--- CHALLENGE ---
Identify the lines that contain the word "Bridge" and copy each one.

--- TASK INPUTS ---
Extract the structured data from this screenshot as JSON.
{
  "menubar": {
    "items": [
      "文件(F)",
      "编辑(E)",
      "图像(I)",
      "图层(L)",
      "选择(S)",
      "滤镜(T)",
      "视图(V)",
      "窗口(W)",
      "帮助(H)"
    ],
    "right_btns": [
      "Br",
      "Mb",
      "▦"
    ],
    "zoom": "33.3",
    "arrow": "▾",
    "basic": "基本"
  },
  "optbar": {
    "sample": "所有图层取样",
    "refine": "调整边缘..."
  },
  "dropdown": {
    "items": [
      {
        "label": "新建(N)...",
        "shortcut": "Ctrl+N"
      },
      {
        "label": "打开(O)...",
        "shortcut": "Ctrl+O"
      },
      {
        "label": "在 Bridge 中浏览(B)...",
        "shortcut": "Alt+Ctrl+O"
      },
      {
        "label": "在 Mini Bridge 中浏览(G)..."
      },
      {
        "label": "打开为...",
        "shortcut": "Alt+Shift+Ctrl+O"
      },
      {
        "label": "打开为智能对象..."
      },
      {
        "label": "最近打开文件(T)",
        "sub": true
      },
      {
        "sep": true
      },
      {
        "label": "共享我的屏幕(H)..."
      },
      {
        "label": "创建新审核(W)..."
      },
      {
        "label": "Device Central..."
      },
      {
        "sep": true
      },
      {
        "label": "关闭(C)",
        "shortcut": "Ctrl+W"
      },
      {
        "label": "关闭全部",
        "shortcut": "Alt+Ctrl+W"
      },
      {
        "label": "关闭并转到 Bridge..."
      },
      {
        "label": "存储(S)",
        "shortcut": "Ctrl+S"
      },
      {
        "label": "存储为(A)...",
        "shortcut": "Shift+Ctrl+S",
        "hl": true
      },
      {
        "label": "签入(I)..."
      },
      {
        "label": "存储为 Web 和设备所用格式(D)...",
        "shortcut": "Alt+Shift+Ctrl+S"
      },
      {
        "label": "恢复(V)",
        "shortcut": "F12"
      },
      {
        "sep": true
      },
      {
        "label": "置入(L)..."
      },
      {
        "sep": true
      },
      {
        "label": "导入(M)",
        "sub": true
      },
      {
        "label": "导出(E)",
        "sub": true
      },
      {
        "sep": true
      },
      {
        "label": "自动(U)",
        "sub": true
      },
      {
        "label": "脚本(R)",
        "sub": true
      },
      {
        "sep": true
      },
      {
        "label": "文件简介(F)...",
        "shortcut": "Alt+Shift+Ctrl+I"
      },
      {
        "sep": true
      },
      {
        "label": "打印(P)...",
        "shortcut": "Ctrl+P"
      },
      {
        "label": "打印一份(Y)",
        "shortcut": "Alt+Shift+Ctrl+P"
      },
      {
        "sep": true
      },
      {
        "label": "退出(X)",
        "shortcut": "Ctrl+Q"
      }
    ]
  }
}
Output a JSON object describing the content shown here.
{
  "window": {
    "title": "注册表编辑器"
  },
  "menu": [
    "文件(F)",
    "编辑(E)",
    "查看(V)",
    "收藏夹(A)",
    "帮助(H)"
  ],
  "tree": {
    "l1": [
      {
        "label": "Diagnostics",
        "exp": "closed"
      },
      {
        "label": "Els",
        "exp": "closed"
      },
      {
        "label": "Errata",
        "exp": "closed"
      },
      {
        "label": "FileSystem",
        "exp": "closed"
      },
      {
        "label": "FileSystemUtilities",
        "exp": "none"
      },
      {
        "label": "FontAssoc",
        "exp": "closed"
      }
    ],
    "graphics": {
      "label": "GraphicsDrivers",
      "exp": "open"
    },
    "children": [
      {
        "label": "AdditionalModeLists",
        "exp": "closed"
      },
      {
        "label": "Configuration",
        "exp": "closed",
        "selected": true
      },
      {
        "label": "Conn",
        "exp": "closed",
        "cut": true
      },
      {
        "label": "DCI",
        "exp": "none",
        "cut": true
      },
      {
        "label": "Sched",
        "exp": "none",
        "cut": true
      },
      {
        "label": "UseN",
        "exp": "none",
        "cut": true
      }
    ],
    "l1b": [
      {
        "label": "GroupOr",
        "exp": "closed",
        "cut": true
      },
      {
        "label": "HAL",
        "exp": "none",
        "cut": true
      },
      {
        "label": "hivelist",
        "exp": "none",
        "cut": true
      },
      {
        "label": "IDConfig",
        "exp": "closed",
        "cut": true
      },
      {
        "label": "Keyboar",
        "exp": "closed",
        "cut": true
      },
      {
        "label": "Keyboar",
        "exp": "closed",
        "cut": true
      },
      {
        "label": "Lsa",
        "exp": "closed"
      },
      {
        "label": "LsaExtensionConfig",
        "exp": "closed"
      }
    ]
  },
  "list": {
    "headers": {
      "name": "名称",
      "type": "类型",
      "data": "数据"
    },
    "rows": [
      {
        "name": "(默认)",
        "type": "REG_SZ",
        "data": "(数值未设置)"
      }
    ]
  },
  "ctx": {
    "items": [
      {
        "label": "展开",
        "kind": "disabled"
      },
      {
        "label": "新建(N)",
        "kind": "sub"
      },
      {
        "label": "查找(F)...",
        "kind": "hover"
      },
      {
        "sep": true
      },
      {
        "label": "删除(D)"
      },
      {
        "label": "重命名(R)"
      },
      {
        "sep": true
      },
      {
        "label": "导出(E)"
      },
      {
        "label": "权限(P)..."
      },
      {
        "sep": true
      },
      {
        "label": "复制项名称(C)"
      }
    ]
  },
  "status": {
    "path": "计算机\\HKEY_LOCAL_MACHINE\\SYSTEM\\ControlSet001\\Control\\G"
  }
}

--- FINISHED ANSWER ---
        "label": "在 Bridge 中浏览(B)...",
        "label": "在 Mini Bridge 中浏览(G)..."
        "label": "关闭并转到 Bridge..."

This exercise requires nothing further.